_EXERCISE TASK_
Single out the lines that include the word "votre". Copy them.

_SOURCE MATERIAL_

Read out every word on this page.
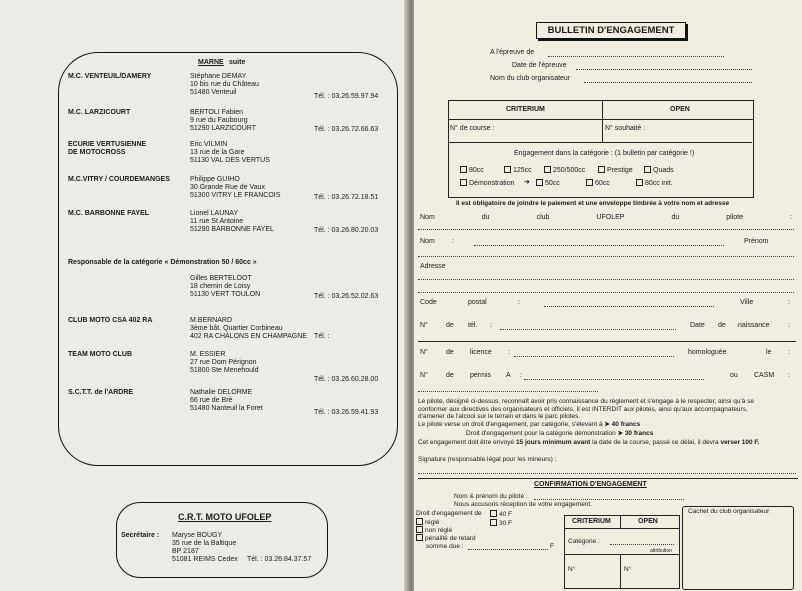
MARNE suite
M.C. VENTEUIL/DAMERY	Stéphane DEMAY
10 bis rue du Château
51480 Venteuil
Tél. : 03.26.59.97.94
M.C. LARZICOURT	BERTOLI Fabien
9 rue du Faubourg
51290 LARZICOURT	Tél. : 03.26.72.66.63
ECURIE VERTUSIENNE
DE MOTOCROSS
Eric VILMIN
13 rue de la Gare
51130 VAL DES VERTUS
M.C.VITRY / COURDEMANGES	Philippe GUIHO
30 Grande Rue de Vaux
51300 VITRY LE FRANCOIS	Tél. : 03.26.72.18.51
M.C. BARBONNE FAYEL	Lionel LAUNAY
11 rue St Antoine
51290 BARBONNE FAYEL	Tél. : 03.26.80.20.03
Responsable de la catégorie « Démonstration 50 / 60cc »
Gilles BERTELOOT
18 chemin de Loisy
51130 VERT TOULON	Tél. : 03.26.52.02.63
CLUB MOTO CSA 402 RA	M.BERNARD
3ème bât. Quartier Corbineau
402 RA CHALONS EN CHAMPAGNE Tél. :
TEAM MOTO CLUB	M. ESSIER
27 rue Dom Pérignon
51800 Ste Menehould
Tél. : 03.26.60.28.00
S.C.T.T. de l'ARDRE	Nathalie DELORME
66 rue de Bré
51480 Nanteuil la Foret
Tél. : 03.26.59.41.93
C.R.T. MOTO UFOLEP
Secrétaire : Maryse BOUGY
35 rue de la Baltique
BP 2187
51081 REIMS Cedex Tél. : 03.26.84.37.57
BULLETIN D'ENGAGEMENT
A l'épreuve de
Date de l'épreuve
Nom du club organisateur
CRITERIUM	OPEN
N° de course :	N° souhaité :
Engagement dans la catégorie : (1 bulletin par catégorie !)
80cc	125cc	250/500cc	Prestige	Quads
Démonstration ➜	50cc	60cc	80cc init.
Il est obligatoire de joindre le paiement et une enveloppe timbrée à votre nom et adresse
Nom	du	club	UFOLEP	du	pilote	:
Nom :	Prénom
Adresse
Code	postal	:	Ville	:
N°	de tél. :	Date de naissance	:
N°	de licence :	homologuée	le :
N°	de permis A :	ou CASM :
Le pilote, désigné ci-dessus, reconnaît avoir pris connaissance du règlement et s'engage à le respecter, ainsi qu'à se
conformer aux directives des organisateurs et officiels. Il est INTERDIT aux pilotes, ainsi qu'aux accompagnateurs,
d'amener de l'alcool sur le terrain et dans le parc pilotes.
Le pilote verse un droit d'engagement, par catégorie, s'élevant à ➤ 40 francs
Droit d'engagement pour la catégorie démonstration ➤ 30 francs
Cet engagement doit être envoyé 15 jours minimum avant la date de la course, passé ce délai, il devra verser 100 F.
Signature (responsable légal pour les mineurs) :
CONFIRMATION D'ENGAGEMENT
Nom & prénom du pilote :
Nous accusons réception de votre engagement.
Droit d'engagement de	40 F
30 F
réglé
non réglé
pénalité de retard
somme due :	F
CRITERIUM	OPEN
Catégorie :
attribution
N°	N°
Cachet du club organisateur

_CORRECT ANSWER_
Il est obligatoire de joindre le paiement et une enveloppe timbrée à votre nom et adresse
Nous accusons réception de votre engagement.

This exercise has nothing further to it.